One strategy for incorporating edge features is edge concatenate HGT (ECHGT), where the edge attribute of an edge is added directly to the source node of the edge. Essentially, this method takes into account the edge attribute as an extension of the source node features within a triplet. This inclusion of the edge attribute is first shown in the calculation of mutual attention, as shown in the following equations.
$\begin{matrix} K_{(s)}^{' i} = {K_Linear}_{τ (s)}^{i} (H^{l - 1} [s] + {e_a}_{< s, e, t >}^{i}) & (17) \end{matrix}$ $\begin{matrix} {ATT_head}^{i} (s, e, t) = (K_{e}^{' i} (s) W_{ϕ (e)}^{ATT} {Q^{i} (t)}^{T}) \cdot \frac{μ_{< τ (s), ϕ (e), τ (t) >}}{\sqrt{d}} & (18) \end{matrix}$
The edge attribute is referred to here as e_a and/or below also as E_A (for edge attribute).
It is also included in the message forwarding phase, as shown in the equation below.
$\begin{matrix} {MSG_head}^{i} (s, e, t) = {M_Linear}_{τ (s)}^{i} (H^{l - 1} [s] + {e_a}_{< s, e, t >}^{i}) W_{ϕ (e)}^{MSG} & (19) \end{matrix}$
However, this approach has difficulty with scenarios with triplets having multiple relations.
According to one embodiment, an alternative EHGT strategy is therefore used (also referred to as EAHGT (edge attribute heterogeneous graph transformer)), in which an edge attribute matrix
$W_{ϕ (e)}^{E_A}$
is used for both attention calculation (as shown in equation (20) below) and message forwarding (as shown in equation (21) below). This matrix serves as a representation of the edge attribute information.
$\begin{matrix} {ATT_head}^{i} (s, e, t) = (K^{i} (s) W_{ϕ (e)}^{ATT} W_{ϕ (e)}^{E_A} {Q^{i} (t)}^{T}) \cdot \frac{μ_{< τ (s), ϕ (e), τ (t) >}}{\sqrt{d}} & (20) \end{matrix}$ $\begin{matrix} {MSG_head}^{i} (s, e, t) = {M_Linear}_{τ (s)}^{i} (H^{l - 1} [s]) W_{ϕ (e)}^{E_A} W_{ϕ (e)}^{MSG} & (21) \end{matrix}$
With the aid of the EHGT, it is possible to process heterogeneous graphs with edge attributes.
According to various embodiments, the EHGT is used as a GNN (graph neural network) operator to process the interaction of agents in a heterogeneous graph 203. In practical scenarios, it is typically only the immediate neighbor of a target vehicle that significantly affects its behavior. Thus, according to one embodiment, aggregation is limited to one hop, as shown in FIG. 10 .
FIG. 10 illustrates the encoding of an agent interaction graph 1001 by two specific-type encoders, a first encoder 1002 for pedestrians and cyclists, and a second encoder 1003 for vehicles, followed by an EHGT 1004. The result is a graph embedding with a target node embedding 1005, and embeddings of surrounding nodes with a directed edge (arrow) to the target node 1006 and surrounding nodes with a directed edge (arrow) from the target node 1007.
It should be noted that neighbors with arrows originating from the target (surrounding nodes with directed edge from the target node 1006) also have influence on this. Therefore, embeddings of these nodes are incorporated into the environmental agent node embedding 210.

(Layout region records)
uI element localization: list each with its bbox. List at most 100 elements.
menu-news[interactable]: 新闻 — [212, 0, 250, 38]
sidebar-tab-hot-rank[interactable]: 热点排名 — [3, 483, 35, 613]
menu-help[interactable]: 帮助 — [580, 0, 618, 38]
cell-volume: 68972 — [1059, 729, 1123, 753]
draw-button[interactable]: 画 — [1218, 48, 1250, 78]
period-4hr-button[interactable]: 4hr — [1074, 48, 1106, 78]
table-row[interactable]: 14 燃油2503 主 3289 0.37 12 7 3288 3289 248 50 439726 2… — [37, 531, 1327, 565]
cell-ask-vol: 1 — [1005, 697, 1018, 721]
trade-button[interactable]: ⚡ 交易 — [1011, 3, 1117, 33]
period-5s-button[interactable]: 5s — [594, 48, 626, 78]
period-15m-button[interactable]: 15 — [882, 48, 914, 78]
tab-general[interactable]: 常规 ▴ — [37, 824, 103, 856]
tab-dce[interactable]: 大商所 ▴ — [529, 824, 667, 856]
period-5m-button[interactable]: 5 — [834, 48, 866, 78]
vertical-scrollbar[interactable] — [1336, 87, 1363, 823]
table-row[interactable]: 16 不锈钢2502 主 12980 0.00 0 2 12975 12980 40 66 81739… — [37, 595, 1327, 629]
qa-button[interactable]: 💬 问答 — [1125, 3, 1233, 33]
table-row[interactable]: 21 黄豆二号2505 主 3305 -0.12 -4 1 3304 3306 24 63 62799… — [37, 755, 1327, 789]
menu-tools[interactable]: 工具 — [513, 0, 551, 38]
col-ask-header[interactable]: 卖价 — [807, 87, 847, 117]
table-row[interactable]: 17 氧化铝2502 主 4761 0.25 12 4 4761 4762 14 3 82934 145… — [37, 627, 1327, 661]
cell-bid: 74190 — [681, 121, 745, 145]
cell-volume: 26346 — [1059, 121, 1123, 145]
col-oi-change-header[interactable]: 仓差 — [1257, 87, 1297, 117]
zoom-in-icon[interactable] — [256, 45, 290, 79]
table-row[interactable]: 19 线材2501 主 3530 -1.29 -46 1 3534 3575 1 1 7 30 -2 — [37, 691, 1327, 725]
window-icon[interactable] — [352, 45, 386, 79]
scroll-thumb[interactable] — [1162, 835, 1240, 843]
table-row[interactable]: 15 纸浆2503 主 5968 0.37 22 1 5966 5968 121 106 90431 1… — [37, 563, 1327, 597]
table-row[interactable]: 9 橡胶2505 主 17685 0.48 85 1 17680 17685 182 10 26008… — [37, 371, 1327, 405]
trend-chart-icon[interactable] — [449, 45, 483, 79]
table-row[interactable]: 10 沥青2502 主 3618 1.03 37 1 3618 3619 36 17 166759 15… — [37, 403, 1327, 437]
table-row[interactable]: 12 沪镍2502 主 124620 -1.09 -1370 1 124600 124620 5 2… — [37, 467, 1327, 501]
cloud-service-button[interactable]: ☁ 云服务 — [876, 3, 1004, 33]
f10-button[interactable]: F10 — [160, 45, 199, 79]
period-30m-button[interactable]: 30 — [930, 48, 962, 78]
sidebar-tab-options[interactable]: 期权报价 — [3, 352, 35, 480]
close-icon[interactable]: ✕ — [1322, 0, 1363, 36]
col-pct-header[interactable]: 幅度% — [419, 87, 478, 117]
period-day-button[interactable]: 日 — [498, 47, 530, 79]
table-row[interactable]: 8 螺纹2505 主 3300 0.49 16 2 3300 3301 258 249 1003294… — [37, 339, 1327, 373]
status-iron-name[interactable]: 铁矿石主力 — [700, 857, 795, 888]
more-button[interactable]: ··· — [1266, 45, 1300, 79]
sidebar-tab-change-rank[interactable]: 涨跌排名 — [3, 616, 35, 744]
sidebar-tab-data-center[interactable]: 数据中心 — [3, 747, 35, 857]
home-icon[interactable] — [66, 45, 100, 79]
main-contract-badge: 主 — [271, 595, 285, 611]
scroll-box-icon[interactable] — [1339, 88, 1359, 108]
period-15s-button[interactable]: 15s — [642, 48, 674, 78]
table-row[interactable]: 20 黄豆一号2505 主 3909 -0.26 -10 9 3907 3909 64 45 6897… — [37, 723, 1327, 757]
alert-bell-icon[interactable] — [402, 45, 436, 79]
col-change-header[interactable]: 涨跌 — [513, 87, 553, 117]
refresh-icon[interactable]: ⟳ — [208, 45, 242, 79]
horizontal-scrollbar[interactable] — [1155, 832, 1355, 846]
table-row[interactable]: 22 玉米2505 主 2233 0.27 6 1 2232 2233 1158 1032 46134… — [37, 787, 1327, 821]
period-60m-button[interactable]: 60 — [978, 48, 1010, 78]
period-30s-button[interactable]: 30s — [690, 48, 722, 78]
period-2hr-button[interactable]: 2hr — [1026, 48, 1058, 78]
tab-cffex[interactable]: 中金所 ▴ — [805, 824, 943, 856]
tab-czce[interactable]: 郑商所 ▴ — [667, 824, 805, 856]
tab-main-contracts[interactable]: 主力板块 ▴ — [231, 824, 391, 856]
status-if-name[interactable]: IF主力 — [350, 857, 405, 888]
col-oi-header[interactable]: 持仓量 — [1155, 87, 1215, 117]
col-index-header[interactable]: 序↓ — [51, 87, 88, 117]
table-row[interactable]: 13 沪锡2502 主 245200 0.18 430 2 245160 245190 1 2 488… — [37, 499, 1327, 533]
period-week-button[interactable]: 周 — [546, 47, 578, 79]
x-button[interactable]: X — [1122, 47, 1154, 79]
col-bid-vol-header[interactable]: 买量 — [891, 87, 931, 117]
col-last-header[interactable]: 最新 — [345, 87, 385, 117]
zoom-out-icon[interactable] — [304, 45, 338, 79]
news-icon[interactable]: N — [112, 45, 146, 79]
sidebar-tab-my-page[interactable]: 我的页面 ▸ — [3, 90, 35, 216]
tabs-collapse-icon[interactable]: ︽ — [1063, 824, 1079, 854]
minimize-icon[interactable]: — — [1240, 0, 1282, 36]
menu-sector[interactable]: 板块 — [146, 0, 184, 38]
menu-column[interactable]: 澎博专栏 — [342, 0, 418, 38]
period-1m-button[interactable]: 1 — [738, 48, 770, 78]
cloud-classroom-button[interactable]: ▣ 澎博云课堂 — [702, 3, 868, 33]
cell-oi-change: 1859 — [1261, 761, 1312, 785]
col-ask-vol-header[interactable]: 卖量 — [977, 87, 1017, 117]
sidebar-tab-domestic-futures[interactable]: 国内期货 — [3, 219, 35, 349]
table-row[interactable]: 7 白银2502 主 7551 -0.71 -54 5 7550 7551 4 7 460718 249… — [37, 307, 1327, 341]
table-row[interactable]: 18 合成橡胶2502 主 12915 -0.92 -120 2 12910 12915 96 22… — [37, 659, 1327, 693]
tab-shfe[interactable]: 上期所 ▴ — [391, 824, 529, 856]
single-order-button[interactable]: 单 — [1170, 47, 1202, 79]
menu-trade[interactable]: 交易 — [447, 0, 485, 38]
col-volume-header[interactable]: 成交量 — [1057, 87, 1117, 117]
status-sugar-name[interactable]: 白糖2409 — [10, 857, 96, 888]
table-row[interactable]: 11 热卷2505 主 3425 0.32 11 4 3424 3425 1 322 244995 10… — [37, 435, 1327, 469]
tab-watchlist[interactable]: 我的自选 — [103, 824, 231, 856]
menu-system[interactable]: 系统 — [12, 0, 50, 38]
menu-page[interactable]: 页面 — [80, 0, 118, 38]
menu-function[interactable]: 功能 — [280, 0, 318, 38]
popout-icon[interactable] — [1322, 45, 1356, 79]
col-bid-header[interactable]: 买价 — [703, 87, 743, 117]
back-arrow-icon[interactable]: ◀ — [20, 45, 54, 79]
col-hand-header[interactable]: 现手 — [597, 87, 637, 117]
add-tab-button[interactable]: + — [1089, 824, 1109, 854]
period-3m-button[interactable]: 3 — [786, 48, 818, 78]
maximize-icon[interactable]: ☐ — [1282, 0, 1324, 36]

> TASKS
(A) Write out the records word for word, from the first line through the line containing "period-4hr-button[interactable]: 4hr —", both ends included.
(B) Carry on the passage about the edge-attribute heterogeneous graph transformer from its final sentence.

> TASK-BY-TASK ANSWERS
(A)
uI element localization: list each with its bbox. List at most 100 elements.
menu-news[interactable]: 新闻 — [212, 0, 250, 38]
sidebar-tab-hot-rank[interactable]: 热点排名 — [3, 483, 35, 613]
menu-help[interactable]: 帮助 — [580, 0, 618, 38]
cell-volume: 68972 — [1059, 729, 1123, 753]
draw-button[interactable]: 画 — [1218, 48, 1250, 78]
period-4hr-button[interactable]: 4hr — [1074, 48, 1106, 78]

(B)
It should be further noted that the agent embeddings as described with reference to FIG. 10 are different from the agent embeddings described with reference to FIGS. 4, 5 and 6 : While the latter represent all the agents present in a particular scene, the agent embeddings in the agent interaction information encoder 206 are selected to identify agents that are most likely to affect the behavior of the target agent.
After agent information encoding, i.e., heterogeneous graph encoding, we will receive node embeddings containing both spatial and semantic data for each specific timestamp. However, the temporal link or continuity between these timestamp-specific embeddings is still lacking. To integrate this temporal dimension that captures the development of traffic scenes over time, a GRU network (i.e., a GRU-based temporal encoder) 803 is used. This GRU network 803 has the task of encoding the target node embeddings from all observed traffic scenes in a temporal order, resulting in a dynamic target node graph embedding gt (corresponding to the dynamic target agent node embedding 211), as shown in FIG. 8 .
At the same time, the embedding of the surrounding nodes gs from the last observed traffic scene is retained at t=0, particularly the nodes from which arrows originate from the target agent. This step ensures that no potential agents influencing the prediction are lost sight of.
The output of the heterogenous graph encoder (DHGE) 206, 800 are thus embeddings 804 that include the environmental agent node embedding 210 (and/or environmental agent node embeddings when considered individually) and dynamic target agent node embedding 211.
As already mentioned above in connection with FIG. 2 , the various encodings (and/or “embeddings”) 207-211 are now merged by the information fusion model 212 with the aid of four sub-models 213, 214, 215, 216 in order to comprehensively represent the dynamics and interactions in traffic scenes:

- Movement encoding of the target agent (ht): This encoding 207 captures the primary movements and patterns associated with the target agent and allows us to understand its inherent motion dynamics.
- Encoding of surrounding agents (hs): This encoding 208 provides information about all non-target agents within a traffic scene.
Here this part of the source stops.